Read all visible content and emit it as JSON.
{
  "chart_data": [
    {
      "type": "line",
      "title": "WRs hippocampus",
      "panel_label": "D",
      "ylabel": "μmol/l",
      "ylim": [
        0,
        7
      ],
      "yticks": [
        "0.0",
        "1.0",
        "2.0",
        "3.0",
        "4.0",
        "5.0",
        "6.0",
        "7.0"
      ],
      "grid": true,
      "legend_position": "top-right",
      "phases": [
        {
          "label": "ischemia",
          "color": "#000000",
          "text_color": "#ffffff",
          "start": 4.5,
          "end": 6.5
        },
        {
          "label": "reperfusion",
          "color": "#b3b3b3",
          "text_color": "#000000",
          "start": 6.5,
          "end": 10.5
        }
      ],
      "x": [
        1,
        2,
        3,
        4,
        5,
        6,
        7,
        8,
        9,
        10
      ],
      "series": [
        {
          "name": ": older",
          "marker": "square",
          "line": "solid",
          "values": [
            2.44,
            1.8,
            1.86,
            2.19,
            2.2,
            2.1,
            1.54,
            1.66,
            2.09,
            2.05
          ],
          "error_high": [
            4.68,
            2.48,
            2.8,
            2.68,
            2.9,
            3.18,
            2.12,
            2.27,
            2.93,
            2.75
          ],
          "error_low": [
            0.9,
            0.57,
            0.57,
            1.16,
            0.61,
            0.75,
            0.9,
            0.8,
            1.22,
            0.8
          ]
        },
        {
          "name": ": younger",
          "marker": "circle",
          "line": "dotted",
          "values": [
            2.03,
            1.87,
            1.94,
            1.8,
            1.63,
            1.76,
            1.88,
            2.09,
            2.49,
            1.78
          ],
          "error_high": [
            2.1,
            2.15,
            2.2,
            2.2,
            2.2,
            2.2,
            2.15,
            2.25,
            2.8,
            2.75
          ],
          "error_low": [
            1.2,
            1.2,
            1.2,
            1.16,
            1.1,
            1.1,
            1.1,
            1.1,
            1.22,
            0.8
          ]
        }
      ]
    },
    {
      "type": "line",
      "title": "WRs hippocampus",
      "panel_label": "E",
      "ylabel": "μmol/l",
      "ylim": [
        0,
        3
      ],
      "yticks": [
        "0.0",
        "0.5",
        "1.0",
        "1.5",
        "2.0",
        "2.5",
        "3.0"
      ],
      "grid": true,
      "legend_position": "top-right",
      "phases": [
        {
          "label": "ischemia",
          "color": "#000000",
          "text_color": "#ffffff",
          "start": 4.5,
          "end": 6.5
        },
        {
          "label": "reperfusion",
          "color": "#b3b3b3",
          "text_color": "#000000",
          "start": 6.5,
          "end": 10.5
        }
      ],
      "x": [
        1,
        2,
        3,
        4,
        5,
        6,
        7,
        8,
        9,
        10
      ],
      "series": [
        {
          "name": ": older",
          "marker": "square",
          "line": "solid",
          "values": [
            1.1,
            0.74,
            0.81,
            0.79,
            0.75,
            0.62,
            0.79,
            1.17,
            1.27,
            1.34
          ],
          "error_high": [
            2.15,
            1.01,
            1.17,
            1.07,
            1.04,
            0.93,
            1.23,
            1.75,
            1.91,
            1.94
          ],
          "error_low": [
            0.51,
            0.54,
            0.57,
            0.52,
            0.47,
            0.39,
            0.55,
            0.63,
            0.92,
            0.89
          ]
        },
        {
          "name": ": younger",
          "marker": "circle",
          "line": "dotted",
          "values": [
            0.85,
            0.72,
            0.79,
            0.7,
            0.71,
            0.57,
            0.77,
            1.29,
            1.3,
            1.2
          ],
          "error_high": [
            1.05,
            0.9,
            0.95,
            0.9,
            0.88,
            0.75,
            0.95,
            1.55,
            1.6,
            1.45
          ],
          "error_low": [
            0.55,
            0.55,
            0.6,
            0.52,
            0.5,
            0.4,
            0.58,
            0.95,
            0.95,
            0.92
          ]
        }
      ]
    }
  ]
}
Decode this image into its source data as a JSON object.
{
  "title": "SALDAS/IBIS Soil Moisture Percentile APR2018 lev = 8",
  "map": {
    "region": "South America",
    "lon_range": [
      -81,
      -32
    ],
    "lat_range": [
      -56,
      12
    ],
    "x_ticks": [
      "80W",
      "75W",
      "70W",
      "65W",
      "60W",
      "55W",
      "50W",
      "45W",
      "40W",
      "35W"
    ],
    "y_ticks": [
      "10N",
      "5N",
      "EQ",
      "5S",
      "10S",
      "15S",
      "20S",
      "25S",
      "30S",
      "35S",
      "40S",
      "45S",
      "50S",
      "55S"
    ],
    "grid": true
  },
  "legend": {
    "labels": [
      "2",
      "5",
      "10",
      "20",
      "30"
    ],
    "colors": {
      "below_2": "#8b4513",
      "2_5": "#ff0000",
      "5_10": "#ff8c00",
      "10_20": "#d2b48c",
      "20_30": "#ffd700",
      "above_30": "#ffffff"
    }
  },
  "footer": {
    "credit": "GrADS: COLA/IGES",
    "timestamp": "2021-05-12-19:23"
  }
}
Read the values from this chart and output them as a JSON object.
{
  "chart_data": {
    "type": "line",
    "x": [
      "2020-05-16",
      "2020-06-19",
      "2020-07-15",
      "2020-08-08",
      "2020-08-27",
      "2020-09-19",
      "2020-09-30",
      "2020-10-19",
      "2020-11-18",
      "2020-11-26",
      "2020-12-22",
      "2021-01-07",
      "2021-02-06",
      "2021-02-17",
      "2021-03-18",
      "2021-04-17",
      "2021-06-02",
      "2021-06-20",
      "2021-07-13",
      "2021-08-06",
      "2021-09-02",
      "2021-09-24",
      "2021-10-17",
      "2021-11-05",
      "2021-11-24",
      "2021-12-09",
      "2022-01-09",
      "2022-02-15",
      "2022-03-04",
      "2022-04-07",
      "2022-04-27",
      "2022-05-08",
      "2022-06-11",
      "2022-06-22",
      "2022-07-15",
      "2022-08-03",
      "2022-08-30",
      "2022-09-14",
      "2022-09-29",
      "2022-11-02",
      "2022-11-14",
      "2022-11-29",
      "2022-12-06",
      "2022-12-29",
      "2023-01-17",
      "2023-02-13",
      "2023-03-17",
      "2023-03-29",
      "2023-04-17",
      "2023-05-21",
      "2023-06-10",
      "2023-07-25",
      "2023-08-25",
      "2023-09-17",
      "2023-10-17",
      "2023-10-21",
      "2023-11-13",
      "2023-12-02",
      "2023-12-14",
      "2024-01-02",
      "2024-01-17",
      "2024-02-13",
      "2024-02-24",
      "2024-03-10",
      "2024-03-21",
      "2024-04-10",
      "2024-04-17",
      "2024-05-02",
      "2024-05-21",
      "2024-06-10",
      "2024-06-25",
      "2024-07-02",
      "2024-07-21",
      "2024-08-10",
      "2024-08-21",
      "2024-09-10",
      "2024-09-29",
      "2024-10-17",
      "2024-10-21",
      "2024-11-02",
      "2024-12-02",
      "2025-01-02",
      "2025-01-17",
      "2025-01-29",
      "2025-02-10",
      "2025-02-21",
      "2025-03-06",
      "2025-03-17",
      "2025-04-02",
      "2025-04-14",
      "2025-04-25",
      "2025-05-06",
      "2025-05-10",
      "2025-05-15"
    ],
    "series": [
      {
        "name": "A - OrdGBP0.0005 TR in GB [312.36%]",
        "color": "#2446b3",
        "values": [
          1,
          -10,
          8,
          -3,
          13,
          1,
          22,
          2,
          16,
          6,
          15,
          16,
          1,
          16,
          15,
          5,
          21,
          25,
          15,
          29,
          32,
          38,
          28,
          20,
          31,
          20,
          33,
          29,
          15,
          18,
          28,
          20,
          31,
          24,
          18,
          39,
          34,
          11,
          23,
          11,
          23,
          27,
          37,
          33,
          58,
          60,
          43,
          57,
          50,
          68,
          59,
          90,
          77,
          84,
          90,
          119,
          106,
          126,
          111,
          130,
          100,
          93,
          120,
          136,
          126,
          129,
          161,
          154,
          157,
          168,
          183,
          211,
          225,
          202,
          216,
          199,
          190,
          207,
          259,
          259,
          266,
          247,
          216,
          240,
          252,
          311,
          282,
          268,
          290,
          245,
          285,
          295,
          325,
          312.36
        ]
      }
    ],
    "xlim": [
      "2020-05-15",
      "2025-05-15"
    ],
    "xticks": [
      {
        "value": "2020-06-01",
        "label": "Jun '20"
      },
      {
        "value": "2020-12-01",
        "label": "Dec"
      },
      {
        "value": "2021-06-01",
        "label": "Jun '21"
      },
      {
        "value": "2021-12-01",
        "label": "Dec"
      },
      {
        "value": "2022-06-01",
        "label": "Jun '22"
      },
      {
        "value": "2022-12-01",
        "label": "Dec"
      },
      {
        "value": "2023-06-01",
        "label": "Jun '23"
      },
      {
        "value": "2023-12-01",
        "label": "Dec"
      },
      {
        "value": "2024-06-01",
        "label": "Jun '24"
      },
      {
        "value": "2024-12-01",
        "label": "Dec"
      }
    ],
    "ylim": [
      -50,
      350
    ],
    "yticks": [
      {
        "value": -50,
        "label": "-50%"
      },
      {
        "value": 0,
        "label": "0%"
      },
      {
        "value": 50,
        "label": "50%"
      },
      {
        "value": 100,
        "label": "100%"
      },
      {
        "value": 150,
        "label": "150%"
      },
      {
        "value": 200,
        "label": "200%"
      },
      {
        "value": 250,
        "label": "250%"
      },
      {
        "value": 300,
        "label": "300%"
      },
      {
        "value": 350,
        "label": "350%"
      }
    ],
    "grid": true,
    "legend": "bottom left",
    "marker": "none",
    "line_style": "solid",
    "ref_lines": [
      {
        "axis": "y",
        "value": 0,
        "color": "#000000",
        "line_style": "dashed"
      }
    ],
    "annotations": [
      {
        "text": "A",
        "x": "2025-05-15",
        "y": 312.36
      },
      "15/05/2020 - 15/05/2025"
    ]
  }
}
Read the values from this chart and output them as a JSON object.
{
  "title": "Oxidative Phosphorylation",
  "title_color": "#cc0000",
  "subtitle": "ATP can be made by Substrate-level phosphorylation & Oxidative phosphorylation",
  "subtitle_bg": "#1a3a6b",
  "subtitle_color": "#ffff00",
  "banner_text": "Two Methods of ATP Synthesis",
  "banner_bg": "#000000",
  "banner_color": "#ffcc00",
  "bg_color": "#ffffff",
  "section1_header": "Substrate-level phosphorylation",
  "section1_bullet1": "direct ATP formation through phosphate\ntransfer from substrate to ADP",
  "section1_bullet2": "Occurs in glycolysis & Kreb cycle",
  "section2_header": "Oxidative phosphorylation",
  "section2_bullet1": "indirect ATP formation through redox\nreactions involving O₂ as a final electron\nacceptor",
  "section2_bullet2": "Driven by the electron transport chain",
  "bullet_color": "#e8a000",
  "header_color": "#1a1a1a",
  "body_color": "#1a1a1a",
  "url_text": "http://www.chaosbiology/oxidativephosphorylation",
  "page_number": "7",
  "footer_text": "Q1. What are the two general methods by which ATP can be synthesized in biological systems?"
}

============

#### GIVEN REQUEST:
Tally the lines of the listing above that include the word "ffffff". Answer with the number alone.

#### FINAL ANSWER:
4